Below is a block of records: output all of them exactly and leave out the pictures.

Start of RECORDS FOR THIS TASK

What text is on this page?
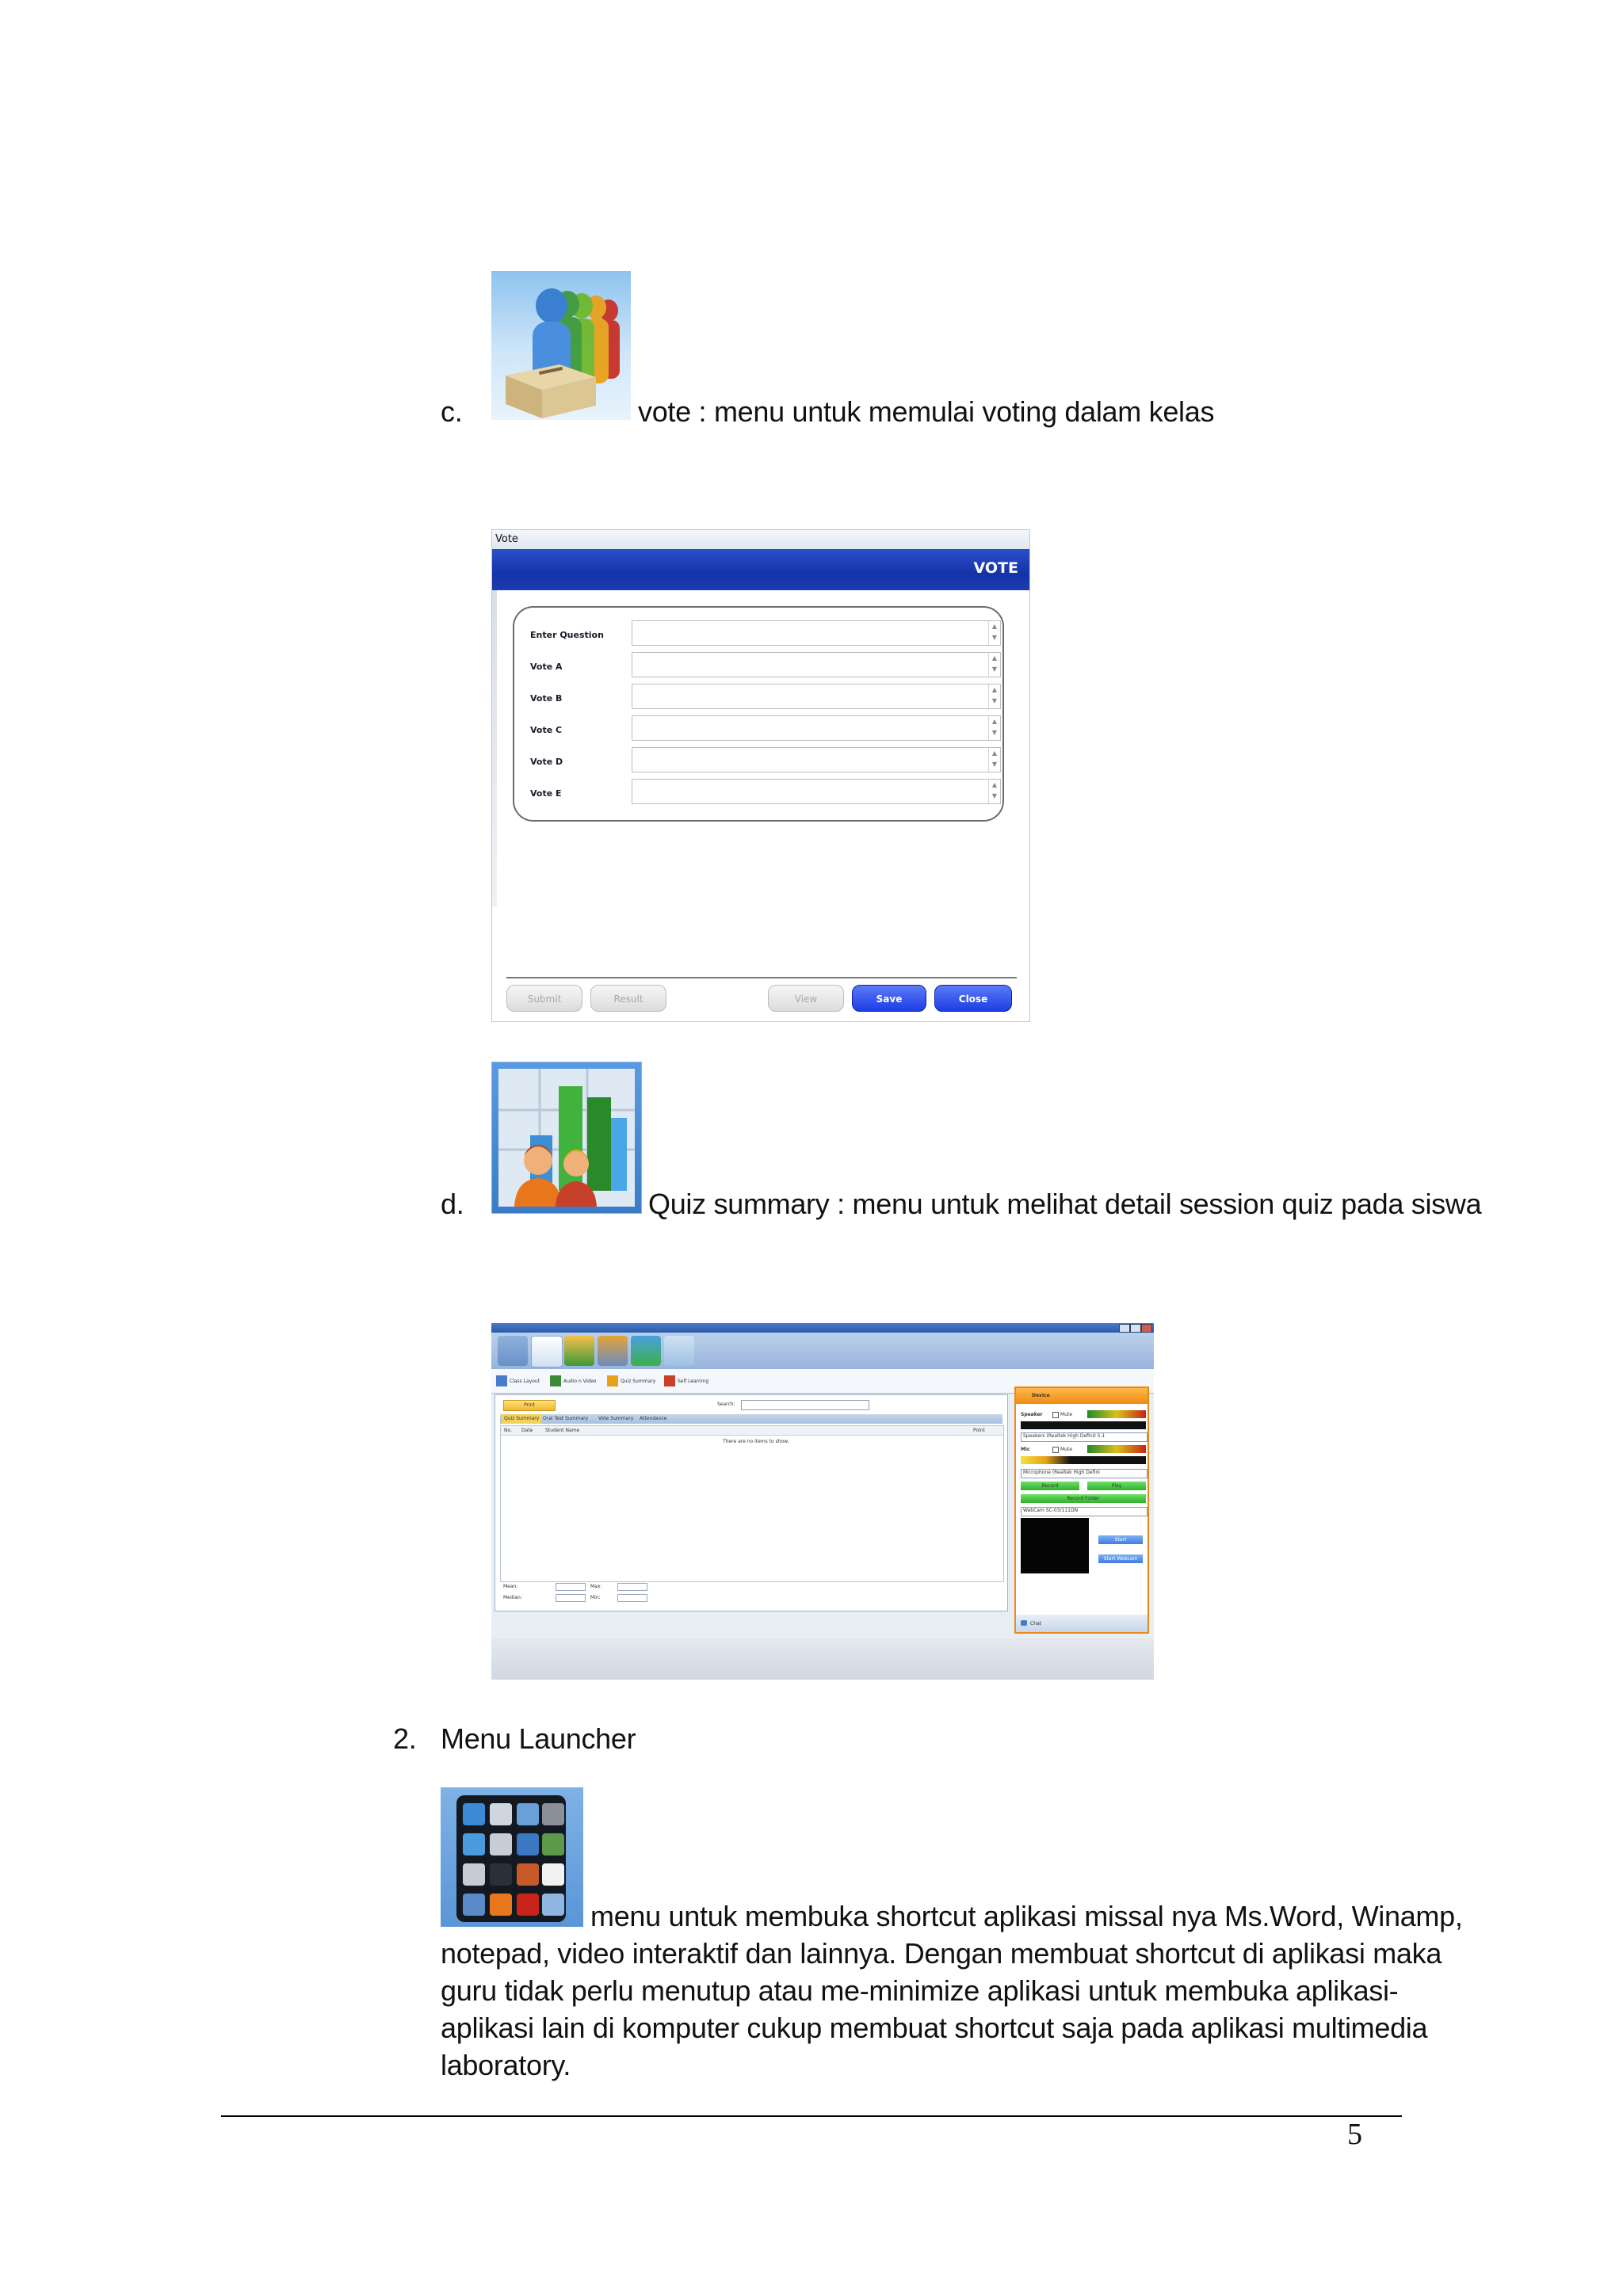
c.	vote : menu untuk memulai voting dalam kelas
Vote
VOTE
Enter Question
▲
▼
Vote A
▲
▼
Vote B
▲
▼
Vote C
▲
▼
Vote D
▲
▼
Vote E
▲
▼
Submit	Result	View	Save	Close
d.	Quiz summary : menu untuk melihat detail session quiz pada siswa
Class Layout	Audio n Video	Quiz Summary	Self Learning
Print	Search:
Quiz Summary Oral Test Summary Vote Summary Attendance
No. Date	Student Name	Point
There are no items to show.
Mean:	Max:
Median:	Min:
Device
Speaker	Mute
Speakers (Realtek High Definit 5.1
Mic	Mute
Microphone (Realtek High Defini
Record	Play
Record Folder
WebCam SC-03/111DN
Start
Start Webcam
Chat
2. Menu Launcher
menu untuk membuka shortcut aplikasi missal nya Ms.Word, Winamp,
notepad, video interaktif dan lainnya. Dengan membuat shortcut di aplikasi maka
guru tidak perlu menutup atau me-minimize aplikasi untuk membuka aplikasi-
aplikasi lain di komputer cukup membuat shortcut saja pada aplikasi multimedia
laboratory.
5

End of RECORDS FOR THIS TASK

SOLUTION:
What text is on this page?
c.	vote : menu untuk memulai voting dalam kelas
Vote
VOTE
Enter Question
▲
▼
Vote A
▲
▼
Vote B
▲
▼
Vote C
▲
▼
Vote D
▲
▼
Vote E
▲
▼
Submit	Result	View	Save	Close
d.	Quiz summary : menu untuk melihat detail session quiz pada siswa
Class Layout	Audio n Video	Quiz Summary	Self Learning
Print	Search:
Quiz Summary Oral Test Summary Vote Summary Attendance
No. Date	Student Name	Point
There are no items to show.
Mean:	Max:
Median:	Min:
Device
Speaker	Mute
Speakers (Realtek High Definit 5.1
Mic	Mute
Microphone (Realtek High Defini
Record	Play
Record Folder
WebCam SC-03/111DN
Start
Start Webcam
Chat
2. Menu Launcher
menu untuk membuka shortcut aplikasi missal nya Ms.Word, Winamp,
notepad, video interaktif dan lainnya. Dengan membuat shortcut di aplikasi maka
guru tidak perlu menutup atau me-minimize aplikasi untuk membuka aplikasi-
aplikasi lain di komputer cukup membuat shortcut saja pada aplikasi multimedia
laboratory.
5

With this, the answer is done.